-- BEGIN --
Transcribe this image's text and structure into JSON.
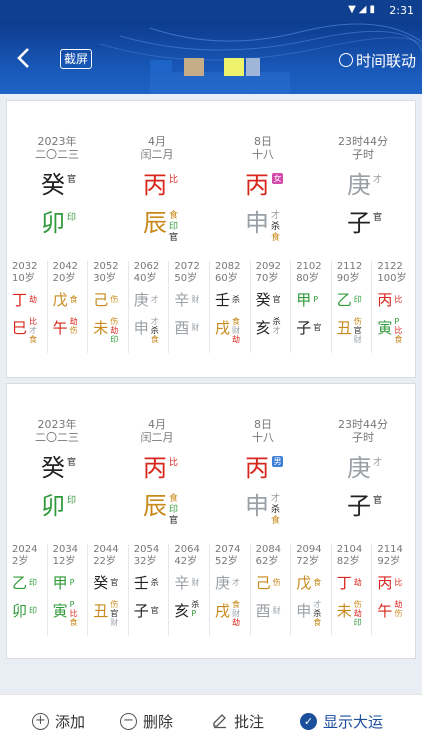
{
  "status": {
    "time": "2:31",
    "icons": "▼◢▮"
  },
  "header": {
    "screenshot_label": "截屏",
    "sync_label": "时间联动"
  },
  "colors": {
    "header_bg": "#1856b5",
    "accent": "#1b4e9b",
    "wood": "#2f9a3a",
    "fire": "#d9261c",
    "earth": "#c8891a",
    "metal": "#9aa0a6",
    "water": "#222222"
  },
  "chart1": {
    "pillars": [
      {
        "date1": "2023年",
        "date2": "二〇二三",
        "stem": "癸",
        "stem_tag": "官",
        "branch": "卯",
        "branch_tags": [
          "印"
        ]
      },
      {
        "date1": "4月",
        "date2": "闰二月",
        "stem": "丙",
        "stem_tag": "比",
        "branch": "辰",
        "branch_tags": [
          "食",
          "印",
          "官"
        ]
      },
      {
        "date1": "8日",
        "date2": "十八",
        "stem": "丙",
        "stem_tag": "女",
        "branch": "申",
        "branch_tags": [
          "才",
          "杀",
          "食"
        ]
      },
      {
        "date1": "23时44分",
        "date2": "子时",
        "stem": "庚",
        "stem_tag": "才",
        "branch": "子",
        "branch_tags": [
          "官"
        ]
      }
    ],
    "luck": [
      {
        "year": "2032",
        "age": "10岁",
        "s": "丁",
        "st": "劫",
        "b": "巳",
        "bt": [
          "比",
          "才",
          "食"
        ]
      },
      {
        "year": "2042",
        "age": "20岁",
        "s": "戊",
        "st": "食",
        "b": "午",
        "bt": [
          "劫",
          "伤"
        ]
      },
      {
        "year": "2052",
        "age": "30岁",
        "s": "己",
        "st": "伤",
        "b": "未",
        "bt": [
          "伤",
          "劫",
          "印"
        ]
      },
      {
        "year": "2062",
        "age": "40岁",
        "s": "庚",
        "st": "才",
        "b": "申",
        "bt": [
          "才",
          "杀",
          "食"
        ]
      },
      {
        "year": "2072",
        "age": "50岁",
        "s": "辛",
        "st": "财",
        "b": "酉",
        "bt": [
          "财"
        ]
      },
      {
        "year": "2082",
        "age": "60岁",
        "s": "壬",
        "st": "杀",
        "b": "戌",
        "bt": [
          "食",
          "财",
          "劫"
        ]
      },
      {
        "year": "2092",
        "age": "70岁",
        "s": "癸",
        "st": "官",
        "b": "亥",
        "bt": [
          "杀",
          "才"
        ]
      },
      {
        "year": "2102",
        "age": "80岁",
        "s": "甲",
        "st": "P",
        "b": "子",
        "bt": [
          "官"
        ]
      },
      {
        "year": "2112",
        "age": "90岁",
        "s": "乙",
        "st": "印",
        "b": "丑",
        "bt": [
          "伤",
          "官",
          "财"
        ]
      },
      {
        "year": "2122",
        "age": "100岁",
        "s": "丙",
        "st": "比",
        "b": "寅",
        "bt": [
          "P",
          "比",
          "食"
        ]
      }
    ]
  },
  "chart2": {
    "pillars": [
      {
        "date1": "2023年",
        "date2": "二〇二三",
        "stem": "癸",
        "stem_tag": "官",
        "branch": "卯",
        "branch_tags": [
          "印"
        ]
      },
      {
        "date1": "4月",
        "date2": "闰二月",
        "stem": "丙",
        "stem_tag": "比",
        "branch": "辰",
        "branch_tags": [
          "食",
          "印",
          "官"
        ]
      },
      {
        "date1": "8日",
        "date2": "十八",
        "stem": "丙",
        "stem_tag": "男",
        "branch": "申",
        "branch_tags": [
          "才",
          "杀",
          "食"
        ]
      },
      {
        "date1": "23时44分",
        "date2": "子时",
        "stem": "庚",
        "stem_tag": "才",
        "branch": "子",
        "branch_tags": [
          "官"
        ]
      }
    ],
    "luck": [
      {
        "year": "2024",
        "age": "2岁",
        "s": "乙",
        "st": "印",
        "b": "卯",
        "bt": [
          "印"
        ]
      },
      {
        "year": "2034",
        "age": "12岁",
        "s": "甲",
        "st": "P",
        "b": "寅",
        "bt": [
          "P",
          "比",
          "食"
        ]
      },
      {
        "year": "2044",
        "age": "22岁",
        "s": "癸",
        "st": "官",
        "b": "丑",
        "bt": [
          "伤",
          "官",
          "财"
        ]
      },
      {
        "year": "2054",
        "age": "32岁",
        "s": "壬",
        "st": "杀",
        "b": "子",
        "bt": [
          "官"
        ]
      },
      {
        "year": "2064",
        "age": "42岁",
        "s": "辛",
        "st": "财",
        "b": "亥",
        "bt": [
          "杀",
          "P"
        ]
      },
      {
        "year": "2074",
        "age": "52岁",
        "s": "庚",
        "st": "才",
        "b": "戌",
        "bt": [
          "食",
          "财",
          "劫"
        ]
      },
      {
        "year": "2084",
        "age": "62岁",
        "s": "己",
        "st": "伤",
        "b": "酉",
        "bt": [
          "财"
        ]
      },
      {
        "year": "2094",
        "age": "72岁",
        "s": "戊",
        "st": "食",
        "b": "申",
        "bt": [
          "才",
          "杀",
          "食"
        ]
      },
      {
        "year": "2104",
        "age": "82岁",
        "s": "丁",
        "st": "劫",
        "b": "未",
        "bt": [
          "伤",
          "劫",
          "印"
        ]
      },
      {
        "year": "2114",
        "age": "92岁",
        "s": "丙",
        "st": "比",
        "b": "午",
        "bt": [
          "劫",
          "伤"
        ]
      }
    ]
  },
  "bottom": {
    "add": "添加",
    "delete": "删除",
    "annotate": "批注",
    "show_luck": "显示大运"
  }
}
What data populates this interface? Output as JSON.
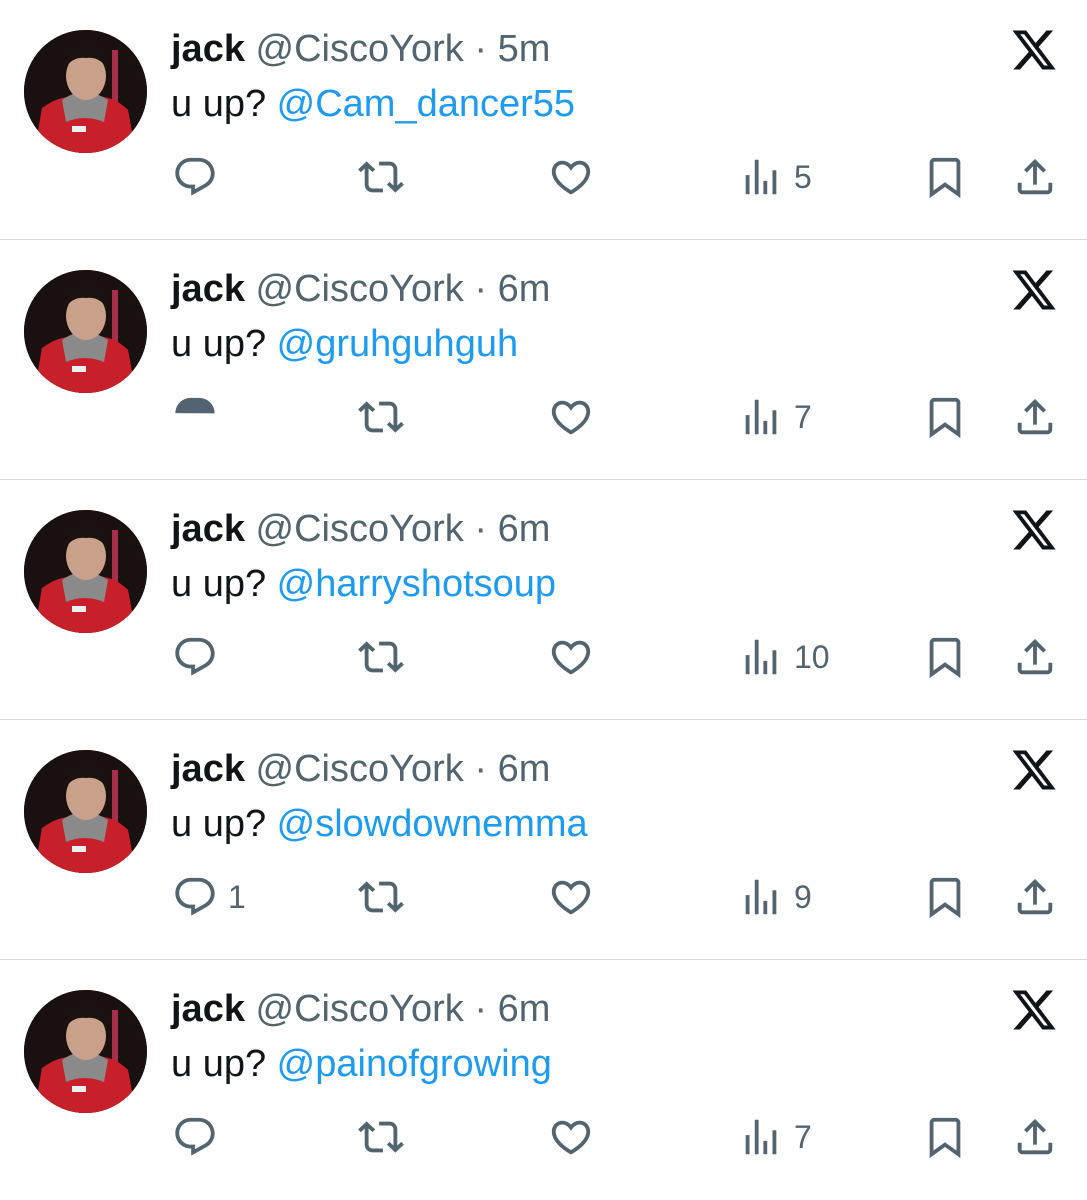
-- END --
AIM
Using the listing above, return all lines where the word "this" occurs.

RESPONSE BELOW
Transcribe this image's text and structure into JSON.
What data populates this interface? Output as JSON.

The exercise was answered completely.